INSTRUCTION:
Repeat every line exactly, keeping the pictures out of the copy.

EXTRACTED ENTRIES:
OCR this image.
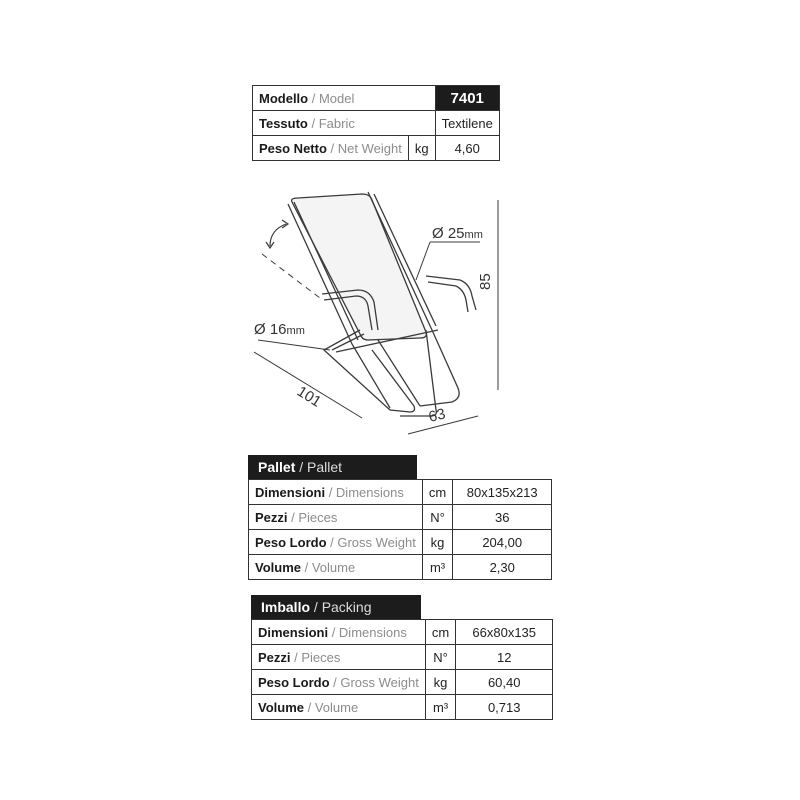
Modello / Model		7401
Tessuto / Fabric		Textilene
Peso Netto / Net Weight	kg	4,60
Ø 25mm
Ø 16mm
85
101
63
Pallet / Pallet
Dimensioni / Dimensions	cm	80x135x213
Pezzi / Pieces	N°	36
Peso Lordo / Gross Weight	kg	204,00
Volume / Volume	m³	2,30
Imballo / Packing
Dimensioni / Dimensions	cm	66x80x135
Pezzi / Pieces	N°	12
Peso Lordo / Gross Weight	kg	60,40
Volume / Volume	m³	0,713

RESULT:
OCR this image.
Modello / Model		7401
Tessuto / Fabric		Textilene
Peso Netto / Net Weight	kg	4,60
Ø 25mm
Ø 16mm
85
101
63
Pallet / Pallet
Dimensioni / Dimensions	cm	80x135x213
Pezzi / Pieces	N°	36
Peso Lordo / Gross Weight	kg	204,00
Volume / Volume	m³	2,30
Imballo / Packing
Dimensioni / Dimensions	cm	66x80x135
Pezzi / Pieces	N°	12
Peso Lordo / Gross Weight	kg	60,40
Volume / Volume	m³	0,713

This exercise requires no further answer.